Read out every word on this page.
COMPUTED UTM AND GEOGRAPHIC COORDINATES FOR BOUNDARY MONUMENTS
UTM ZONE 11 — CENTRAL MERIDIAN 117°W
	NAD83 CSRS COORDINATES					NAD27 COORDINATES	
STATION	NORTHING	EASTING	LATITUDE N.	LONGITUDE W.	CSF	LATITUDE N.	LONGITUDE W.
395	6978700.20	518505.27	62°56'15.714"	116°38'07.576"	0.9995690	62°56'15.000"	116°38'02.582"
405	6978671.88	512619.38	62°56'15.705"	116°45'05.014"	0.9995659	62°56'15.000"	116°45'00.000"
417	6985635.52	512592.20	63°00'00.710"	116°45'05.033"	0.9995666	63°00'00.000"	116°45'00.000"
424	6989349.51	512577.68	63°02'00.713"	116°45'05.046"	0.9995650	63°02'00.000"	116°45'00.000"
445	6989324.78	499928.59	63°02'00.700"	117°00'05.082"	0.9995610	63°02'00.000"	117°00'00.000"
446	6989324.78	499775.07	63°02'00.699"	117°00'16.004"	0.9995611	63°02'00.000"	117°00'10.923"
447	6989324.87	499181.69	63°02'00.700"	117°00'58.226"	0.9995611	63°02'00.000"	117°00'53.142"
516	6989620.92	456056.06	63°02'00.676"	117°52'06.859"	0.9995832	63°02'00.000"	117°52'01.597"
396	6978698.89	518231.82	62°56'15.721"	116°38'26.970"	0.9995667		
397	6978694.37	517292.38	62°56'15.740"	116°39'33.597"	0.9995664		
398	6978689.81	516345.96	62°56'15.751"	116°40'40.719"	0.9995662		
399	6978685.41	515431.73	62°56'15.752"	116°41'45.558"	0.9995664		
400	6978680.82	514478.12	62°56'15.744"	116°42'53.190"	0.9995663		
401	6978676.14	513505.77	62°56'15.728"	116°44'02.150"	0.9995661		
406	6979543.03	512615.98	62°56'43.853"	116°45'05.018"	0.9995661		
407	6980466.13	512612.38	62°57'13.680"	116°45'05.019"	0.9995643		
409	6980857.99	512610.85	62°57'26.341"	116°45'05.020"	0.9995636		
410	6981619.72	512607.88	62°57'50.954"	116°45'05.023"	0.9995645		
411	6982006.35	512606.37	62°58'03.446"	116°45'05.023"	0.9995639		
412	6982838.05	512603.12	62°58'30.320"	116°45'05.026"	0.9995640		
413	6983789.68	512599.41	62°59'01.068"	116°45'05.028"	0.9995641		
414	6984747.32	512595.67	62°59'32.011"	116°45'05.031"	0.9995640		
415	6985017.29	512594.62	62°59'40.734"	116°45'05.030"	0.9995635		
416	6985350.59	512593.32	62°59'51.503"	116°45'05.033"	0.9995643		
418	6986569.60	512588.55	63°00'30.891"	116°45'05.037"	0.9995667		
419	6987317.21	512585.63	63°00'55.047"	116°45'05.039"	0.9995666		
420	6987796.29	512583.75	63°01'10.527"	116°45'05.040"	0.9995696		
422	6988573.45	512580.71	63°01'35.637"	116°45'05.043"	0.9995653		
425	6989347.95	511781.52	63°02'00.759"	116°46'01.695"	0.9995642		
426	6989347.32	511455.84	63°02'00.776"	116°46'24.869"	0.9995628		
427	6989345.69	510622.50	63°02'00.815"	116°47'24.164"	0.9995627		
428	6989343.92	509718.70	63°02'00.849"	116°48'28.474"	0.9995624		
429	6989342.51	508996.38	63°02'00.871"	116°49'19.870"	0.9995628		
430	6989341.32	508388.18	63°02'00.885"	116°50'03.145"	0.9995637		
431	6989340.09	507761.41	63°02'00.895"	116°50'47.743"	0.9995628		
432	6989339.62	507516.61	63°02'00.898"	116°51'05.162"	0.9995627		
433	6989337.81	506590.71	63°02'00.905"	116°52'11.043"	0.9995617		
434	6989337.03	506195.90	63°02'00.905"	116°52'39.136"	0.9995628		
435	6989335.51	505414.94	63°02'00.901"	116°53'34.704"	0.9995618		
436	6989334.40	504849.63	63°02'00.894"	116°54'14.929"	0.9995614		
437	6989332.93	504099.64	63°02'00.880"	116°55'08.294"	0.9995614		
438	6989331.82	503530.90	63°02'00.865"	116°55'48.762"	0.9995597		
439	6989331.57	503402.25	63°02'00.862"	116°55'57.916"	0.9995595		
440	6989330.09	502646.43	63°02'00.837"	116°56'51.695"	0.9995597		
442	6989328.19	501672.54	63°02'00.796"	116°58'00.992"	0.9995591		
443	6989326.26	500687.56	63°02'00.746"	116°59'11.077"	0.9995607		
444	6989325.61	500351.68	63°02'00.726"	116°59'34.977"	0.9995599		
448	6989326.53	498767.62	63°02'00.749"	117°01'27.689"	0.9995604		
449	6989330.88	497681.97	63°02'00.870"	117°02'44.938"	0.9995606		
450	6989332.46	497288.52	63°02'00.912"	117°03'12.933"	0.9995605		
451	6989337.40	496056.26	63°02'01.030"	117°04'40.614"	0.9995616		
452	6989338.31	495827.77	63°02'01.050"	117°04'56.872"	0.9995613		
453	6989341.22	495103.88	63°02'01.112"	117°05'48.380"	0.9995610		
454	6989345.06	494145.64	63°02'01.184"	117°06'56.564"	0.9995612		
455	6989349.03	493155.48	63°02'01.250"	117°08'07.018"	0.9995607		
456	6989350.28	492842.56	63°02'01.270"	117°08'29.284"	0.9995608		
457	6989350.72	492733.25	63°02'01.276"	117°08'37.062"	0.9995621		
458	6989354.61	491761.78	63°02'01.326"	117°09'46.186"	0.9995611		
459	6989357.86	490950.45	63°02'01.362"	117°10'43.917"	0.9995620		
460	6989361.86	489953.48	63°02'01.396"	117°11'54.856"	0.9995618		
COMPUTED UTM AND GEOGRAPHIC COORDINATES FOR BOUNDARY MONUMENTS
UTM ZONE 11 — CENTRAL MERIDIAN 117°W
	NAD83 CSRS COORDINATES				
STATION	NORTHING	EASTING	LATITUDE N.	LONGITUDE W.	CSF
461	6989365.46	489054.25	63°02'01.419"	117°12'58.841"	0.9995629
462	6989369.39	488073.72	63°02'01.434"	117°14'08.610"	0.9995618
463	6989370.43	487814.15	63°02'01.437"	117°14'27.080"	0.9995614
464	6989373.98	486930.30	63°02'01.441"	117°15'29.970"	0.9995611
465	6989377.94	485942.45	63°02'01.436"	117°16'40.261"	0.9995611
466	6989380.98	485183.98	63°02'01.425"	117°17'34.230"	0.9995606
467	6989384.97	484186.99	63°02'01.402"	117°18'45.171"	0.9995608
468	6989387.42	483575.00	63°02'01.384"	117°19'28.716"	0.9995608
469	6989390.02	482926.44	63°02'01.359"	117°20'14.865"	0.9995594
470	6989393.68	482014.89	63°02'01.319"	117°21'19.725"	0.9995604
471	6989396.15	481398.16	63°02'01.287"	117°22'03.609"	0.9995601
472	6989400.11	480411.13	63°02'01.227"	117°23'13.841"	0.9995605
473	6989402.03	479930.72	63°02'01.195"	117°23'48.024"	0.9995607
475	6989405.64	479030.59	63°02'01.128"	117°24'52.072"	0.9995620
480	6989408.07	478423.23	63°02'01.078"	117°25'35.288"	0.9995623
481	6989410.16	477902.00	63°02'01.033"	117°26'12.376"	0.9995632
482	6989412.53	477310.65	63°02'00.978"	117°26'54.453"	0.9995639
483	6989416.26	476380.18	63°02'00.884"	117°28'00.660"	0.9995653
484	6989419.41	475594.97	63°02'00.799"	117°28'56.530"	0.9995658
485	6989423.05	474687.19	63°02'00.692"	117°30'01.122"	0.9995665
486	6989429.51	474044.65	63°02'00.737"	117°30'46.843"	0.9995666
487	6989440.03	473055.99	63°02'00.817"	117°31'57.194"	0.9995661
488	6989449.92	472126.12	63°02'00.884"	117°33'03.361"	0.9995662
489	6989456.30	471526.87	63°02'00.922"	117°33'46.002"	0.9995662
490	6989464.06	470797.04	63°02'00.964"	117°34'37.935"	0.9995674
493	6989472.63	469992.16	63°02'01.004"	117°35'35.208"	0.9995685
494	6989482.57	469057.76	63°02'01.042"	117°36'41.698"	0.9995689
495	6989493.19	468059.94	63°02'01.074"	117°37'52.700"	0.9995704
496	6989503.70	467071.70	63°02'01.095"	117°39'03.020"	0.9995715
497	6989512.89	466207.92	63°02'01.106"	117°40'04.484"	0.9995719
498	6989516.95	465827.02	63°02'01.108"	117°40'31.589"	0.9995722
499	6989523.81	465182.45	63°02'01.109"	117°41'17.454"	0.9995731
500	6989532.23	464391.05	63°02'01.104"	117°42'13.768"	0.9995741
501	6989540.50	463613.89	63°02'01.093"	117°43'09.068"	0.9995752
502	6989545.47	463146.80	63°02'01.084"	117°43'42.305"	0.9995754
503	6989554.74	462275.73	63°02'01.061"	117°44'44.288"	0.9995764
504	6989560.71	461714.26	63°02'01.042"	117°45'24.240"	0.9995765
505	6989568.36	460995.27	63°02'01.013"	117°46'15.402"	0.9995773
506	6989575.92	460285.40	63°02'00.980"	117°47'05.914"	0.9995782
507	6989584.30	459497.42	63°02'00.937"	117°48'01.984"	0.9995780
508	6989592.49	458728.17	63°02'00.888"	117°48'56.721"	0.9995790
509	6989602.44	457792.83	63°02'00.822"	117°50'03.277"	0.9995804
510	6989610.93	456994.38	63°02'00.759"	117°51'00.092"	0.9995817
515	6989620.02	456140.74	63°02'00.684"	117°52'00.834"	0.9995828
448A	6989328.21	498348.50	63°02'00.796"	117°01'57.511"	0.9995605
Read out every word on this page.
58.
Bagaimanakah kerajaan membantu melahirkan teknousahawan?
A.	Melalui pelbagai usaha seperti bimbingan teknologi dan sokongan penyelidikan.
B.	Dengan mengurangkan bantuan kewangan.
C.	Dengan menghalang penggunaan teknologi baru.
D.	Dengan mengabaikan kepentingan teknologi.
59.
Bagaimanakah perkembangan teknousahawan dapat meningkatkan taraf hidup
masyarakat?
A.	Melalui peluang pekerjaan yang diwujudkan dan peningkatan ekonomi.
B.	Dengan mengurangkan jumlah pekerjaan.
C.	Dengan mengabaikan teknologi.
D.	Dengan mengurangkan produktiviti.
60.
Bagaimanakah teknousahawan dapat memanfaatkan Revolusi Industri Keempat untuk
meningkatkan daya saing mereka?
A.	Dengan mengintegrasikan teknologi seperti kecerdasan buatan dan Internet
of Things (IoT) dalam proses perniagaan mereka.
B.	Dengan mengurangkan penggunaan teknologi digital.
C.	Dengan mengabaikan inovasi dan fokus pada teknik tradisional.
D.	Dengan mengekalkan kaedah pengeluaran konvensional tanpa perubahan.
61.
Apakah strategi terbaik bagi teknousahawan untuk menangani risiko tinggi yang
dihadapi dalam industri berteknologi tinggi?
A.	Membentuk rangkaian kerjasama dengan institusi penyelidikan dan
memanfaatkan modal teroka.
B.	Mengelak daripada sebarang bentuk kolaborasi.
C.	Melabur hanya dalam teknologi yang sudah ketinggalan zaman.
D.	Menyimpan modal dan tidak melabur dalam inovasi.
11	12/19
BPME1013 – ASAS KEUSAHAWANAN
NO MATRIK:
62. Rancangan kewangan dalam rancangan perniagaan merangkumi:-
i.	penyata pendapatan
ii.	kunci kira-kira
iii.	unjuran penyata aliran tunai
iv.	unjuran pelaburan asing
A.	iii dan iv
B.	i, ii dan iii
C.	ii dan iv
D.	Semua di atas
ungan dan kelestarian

→ **PROBLEM STATEMENT**
Give the number of lines in the data that contain "Melalui", with no other words.

→ **ANSWER TO THE EXERCISE**
2